▸ **Task details**:
Read the data and repeat it in full, exactly.

## begin Provided entries

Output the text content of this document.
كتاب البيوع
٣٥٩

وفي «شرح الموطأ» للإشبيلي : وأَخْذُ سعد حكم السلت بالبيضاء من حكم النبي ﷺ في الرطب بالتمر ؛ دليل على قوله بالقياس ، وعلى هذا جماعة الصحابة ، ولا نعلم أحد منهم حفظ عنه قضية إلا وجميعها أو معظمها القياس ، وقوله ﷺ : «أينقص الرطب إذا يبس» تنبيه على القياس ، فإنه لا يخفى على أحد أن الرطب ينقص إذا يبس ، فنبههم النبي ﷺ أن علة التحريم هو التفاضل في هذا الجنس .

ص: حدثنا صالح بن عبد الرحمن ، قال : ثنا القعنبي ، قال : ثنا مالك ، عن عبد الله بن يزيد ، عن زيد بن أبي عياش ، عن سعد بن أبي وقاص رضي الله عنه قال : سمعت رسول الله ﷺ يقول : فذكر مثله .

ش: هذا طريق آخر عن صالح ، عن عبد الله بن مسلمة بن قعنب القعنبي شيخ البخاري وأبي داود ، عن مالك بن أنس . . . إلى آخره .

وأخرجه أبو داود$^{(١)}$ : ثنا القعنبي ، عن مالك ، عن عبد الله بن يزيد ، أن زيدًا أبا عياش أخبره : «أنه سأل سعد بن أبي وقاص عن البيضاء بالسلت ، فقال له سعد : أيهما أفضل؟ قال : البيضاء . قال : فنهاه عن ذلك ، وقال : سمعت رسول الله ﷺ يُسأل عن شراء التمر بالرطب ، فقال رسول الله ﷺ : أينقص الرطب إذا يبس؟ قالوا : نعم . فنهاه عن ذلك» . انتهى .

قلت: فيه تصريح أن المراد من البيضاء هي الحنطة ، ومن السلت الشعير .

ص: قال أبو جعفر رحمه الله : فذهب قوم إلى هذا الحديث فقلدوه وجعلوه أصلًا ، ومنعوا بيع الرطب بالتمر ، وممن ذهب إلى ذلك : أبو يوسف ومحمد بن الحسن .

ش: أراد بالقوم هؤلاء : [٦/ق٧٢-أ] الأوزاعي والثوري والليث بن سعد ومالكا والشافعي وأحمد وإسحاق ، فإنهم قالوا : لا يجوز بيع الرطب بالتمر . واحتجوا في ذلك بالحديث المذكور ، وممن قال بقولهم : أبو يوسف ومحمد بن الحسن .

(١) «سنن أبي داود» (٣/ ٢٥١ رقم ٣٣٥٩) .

## end Provided entries

▸ **Solved problem**:
Output the text content of this document.
كتاب البيوع
٣٥٩

وفي «شرح الموطأ» للإشبيلي : وأَخْذُ سعد حكم السلت بالبيضاء من حكم النبي ﷺ في الرطب بالتمر ؛ دليل على قوله بالقياس ، وعلى هذا جماعة الصحابة ، ولا نعلم أحد منهم حفظ عنه قضية إلا وجميعها أو معظمها القياس ، وقوله ﷺ : «أينقص الرطب إذا يبس» تنبيه على القياس ، فإنه لا يخفى على أحد أن الرطب ينقص إذا يبس ، فنبههم النبي ﷺ أن علة التحريم هو التفاضل في هذا الجنس .

ص: حدثنا صالح بن عبد الرحمن ، قال : ثنا القعنبي ، قال : ثنا مالك ، عن عبد الله بن يزيد ، عن زيد بن أبي عياش ، عن سعد بن أبي وقاص رضي الله عنه قال : سمعت رسول الله ﷺ يقول : فذكر مثله .

ش: هذا طريق آخر عن صالح ، عن عبد الله بن مسلمة بن قعنب القعنبي شيخ البخاري وأبي داود ، عن مالك بن أنس . . . إلى آخره .

وأخرجه أبو داود$^{(١)}$ : ثنا القعنبي ، عن مالك ، عن عبد الله بن يزيد ، أن زيدًا أبا عياش أخبره : «أنه سأل سعد بن أبي وقاص عن البيضاء بالسلت ، فقال له سعد : أيهما أفضل؟ قال : البيضاء . قال : فنهاه عن ذلك ، وقال : سمعت رسول الله ﷺ يُسأل عن شراء التمر بالرطب ، فقال رسول الله ﷺ : أينقص الرطب إذا يبس؟ قالوا : نعم . فنهاه عن ذلك» . انتهى .

قلت: فيه تصريح أن المراد من البيضاء هي الحنطة ، ومن السلت الشعير .

ص: قال أبو جعفر رحمه الله : فذهب قوم إلى هذا الحديث فقلدوه وجعلوه أصلًا ، ومنعوا بيع الرطب بالتمر ، وممن ذهب إلى ذلك : أبو يوسف ومحمد بن الحسن .

ش: أراد بالقوم هؤلاء : [٦/ق٧٢-أ] الأوزاعي والثوري والليث بن سعد ومالكا والشافعي وأحمد وإسحاق ، فإنهم قالوا : لا يجوز بيع الرطب بالتمر . واحتجوا في ذلك بالحديث المذكور ، وممن قال بقولهم : أبو يوسف ومحمد بن الحسن .

(١) «سنن أبي داود» (٣/ ٢٥١ رقم ٣٣٥٩) .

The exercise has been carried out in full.